Lines containing the string "فارس" are to be collected in full.

-=-=-

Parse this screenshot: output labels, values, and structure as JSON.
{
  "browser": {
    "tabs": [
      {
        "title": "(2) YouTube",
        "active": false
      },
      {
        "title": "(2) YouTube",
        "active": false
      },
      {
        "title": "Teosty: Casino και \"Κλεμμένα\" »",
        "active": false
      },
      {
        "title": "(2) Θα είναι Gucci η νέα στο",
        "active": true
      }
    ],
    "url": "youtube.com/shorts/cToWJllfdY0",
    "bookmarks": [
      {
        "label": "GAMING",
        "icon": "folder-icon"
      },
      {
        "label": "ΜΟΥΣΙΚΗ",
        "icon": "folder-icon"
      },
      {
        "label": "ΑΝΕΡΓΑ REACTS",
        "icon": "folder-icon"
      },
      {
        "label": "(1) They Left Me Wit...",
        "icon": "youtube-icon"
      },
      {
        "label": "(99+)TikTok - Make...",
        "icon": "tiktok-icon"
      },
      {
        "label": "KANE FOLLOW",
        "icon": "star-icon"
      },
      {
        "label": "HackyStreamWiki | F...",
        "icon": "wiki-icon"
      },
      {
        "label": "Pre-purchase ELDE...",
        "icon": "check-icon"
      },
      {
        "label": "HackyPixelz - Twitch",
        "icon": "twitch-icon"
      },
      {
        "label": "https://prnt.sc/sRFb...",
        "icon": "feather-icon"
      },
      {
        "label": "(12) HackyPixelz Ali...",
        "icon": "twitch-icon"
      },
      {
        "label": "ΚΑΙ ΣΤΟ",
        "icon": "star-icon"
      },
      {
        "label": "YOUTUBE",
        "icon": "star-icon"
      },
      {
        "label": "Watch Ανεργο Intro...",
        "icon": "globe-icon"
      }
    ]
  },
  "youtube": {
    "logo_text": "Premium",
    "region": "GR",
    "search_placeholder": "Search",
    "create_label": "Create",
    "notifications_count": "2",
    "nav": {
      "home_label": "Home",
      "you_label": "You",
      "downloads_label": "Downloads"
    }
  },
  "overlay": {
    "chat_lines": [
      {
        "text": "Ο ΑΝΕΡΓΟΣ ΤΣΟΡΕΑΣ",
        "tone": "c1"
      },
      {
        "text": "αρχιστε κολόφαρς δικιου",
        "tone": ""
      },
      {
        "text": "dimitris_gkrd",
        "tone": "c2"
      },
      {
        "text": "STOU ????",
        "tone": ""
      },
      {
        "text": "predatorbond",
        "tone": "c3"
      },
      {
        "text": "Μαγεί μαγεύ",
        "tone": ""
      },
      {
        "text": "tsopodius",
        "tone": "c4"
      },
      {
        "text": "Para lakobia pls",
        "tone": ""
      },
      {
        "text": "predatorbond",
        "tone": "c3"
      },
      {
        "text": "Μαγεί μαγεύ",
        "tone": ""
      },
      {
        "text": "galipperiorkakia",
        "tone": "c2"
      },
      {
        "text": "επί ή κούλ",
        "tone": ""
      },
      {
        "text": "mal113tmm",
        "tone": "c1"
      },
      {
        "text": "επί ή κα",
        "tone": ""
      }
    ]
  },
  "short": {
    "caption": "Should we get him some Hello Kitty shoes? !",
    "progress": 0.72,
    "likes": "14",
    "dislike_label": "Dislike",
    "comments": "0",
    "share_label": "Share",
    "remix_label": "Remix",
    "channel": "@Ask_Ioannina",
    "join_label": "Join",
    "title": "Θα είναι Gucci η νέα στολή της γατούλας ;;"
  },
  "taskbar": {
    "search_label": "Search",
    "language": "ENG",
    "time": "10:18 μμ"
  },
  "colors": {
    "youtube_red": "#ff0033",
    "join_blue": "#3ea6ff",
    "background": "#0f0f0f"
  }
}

-=-=-

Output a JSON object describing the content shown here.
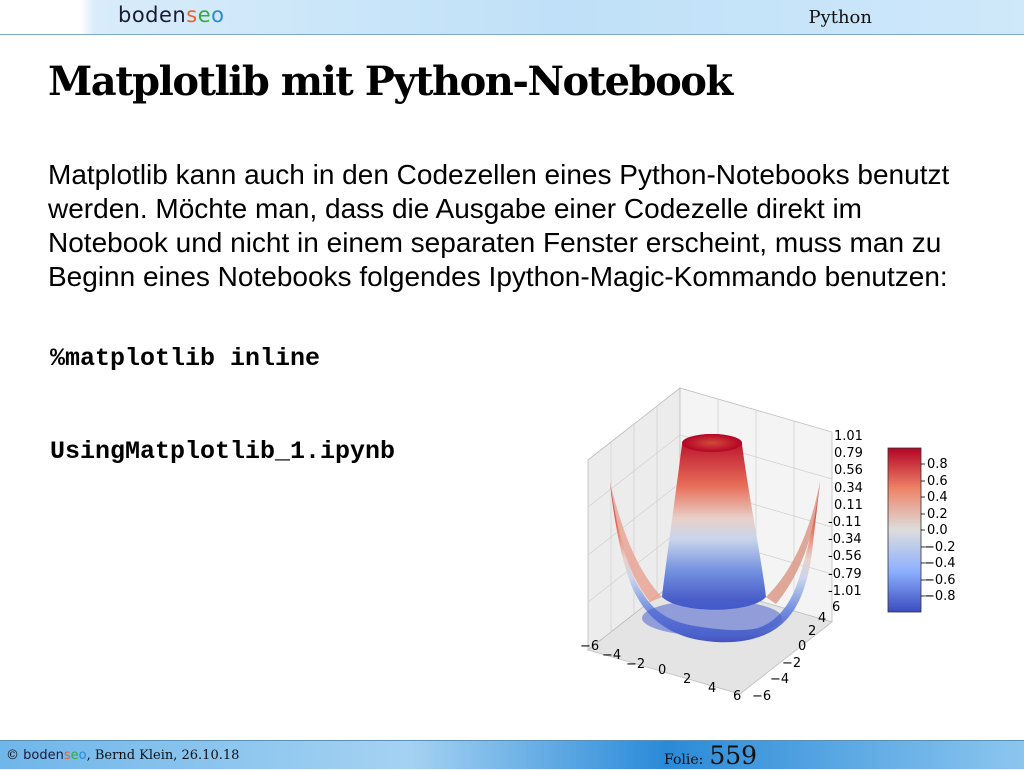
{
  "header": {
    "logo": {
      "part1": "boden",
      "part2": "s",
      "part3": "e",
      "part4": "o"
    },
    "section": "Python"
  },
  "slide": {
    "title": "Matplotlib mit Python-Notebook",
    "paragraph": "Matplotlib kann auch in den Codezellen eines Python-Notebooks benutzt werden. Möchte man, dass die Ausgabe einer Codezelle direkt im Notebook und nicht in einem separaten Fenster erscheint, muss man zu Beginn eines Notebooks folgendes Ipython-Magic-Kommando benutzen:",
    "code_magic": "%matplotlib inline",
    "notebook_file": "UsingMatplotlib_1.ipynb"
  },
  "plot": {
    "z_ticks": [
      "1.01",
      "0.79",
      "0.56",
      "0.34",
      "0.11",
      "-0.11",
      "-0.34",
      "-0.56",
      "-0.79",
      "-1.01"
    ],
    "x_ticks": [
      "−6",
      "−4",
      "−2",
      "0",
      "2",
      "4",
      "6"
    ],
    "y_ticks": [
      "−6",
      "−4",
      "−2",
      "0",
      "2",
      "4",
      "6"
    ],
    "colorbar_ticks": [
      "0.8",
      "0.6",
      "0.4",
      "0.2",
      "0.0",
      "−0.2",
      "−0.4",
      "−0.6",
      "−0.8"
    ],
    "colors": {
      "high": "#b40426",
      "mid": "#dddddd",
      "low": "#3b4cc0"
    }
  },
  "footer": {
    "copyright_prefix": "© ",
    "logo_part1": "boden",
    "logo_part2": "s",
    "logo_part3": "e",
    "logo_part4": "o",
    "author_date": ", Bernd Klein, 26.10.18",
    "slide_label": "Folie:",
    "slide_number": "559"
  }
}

-=-=-

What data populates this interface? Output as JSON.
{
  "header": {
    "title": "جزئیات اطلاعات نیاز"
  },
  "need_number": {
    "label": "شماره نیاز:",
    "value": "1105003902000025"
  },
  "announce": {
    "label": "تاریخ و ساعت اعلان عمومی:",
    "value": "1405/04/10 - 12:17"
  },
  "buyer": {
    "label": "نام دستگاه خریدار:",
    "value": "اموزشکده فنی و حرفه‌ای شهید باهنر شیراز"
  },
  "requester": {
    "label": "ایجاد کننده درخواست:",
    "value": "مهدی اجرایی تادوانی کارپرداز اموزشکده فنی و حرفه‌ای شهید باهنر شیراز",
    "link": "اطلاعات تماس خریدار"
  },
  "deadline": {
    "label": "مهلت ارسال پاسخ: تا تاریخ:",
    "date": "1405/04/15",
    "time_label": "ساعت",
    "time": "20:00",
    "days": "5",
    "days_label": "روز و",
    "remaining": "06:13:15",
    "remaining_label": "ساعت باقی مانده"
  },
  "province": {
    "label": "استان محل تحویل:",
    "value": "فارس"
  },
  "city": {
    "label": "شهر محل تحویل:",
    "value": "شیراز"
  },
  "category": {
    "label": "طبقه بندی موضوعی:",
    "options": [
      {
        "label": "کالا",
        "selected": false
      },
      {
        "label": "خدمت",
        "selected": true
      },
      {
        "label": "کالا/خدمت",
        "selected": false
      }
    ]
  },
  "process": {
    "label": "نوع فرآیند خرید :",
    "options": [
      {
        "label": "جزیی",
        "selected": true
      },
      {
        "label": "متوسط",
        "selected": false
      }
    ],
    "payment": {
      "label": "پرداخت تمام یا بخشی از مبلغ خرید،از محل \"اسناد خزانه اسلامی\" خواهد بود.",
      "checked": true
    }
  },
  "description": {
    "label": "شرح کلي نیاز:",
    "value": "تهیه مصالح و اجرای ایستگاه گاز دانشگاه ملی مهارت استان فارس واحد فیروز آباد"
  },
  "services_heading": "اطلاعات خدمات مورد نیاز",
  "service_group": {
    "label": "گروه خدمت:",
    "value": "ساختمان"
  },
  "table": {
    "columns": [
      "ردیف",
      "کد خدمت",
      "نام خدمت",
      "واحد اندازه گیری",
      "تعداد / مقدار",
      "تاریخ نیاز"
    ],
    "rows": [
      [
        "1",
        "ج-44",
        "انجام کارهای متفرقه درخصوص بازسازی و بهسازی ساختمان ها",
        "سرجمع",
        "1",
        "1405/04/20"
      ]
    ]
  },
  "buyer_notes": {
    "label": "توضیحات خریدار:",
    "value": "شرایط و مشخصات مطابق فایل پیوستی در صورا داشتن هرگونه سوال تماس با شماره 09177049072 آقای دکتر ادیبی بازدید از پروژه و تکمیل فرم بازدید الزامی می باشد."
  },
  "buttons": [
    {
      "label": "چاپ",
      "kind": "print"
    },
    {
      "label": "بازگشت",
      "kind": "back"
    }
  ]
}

-=-=-

● **Complete answer**
    "value": "فارس"
    "value": "تهیه مصالح و اجرای ایستگاه گاز دانشگاه ملی مهارت استان فارس واحد فیروز آباد"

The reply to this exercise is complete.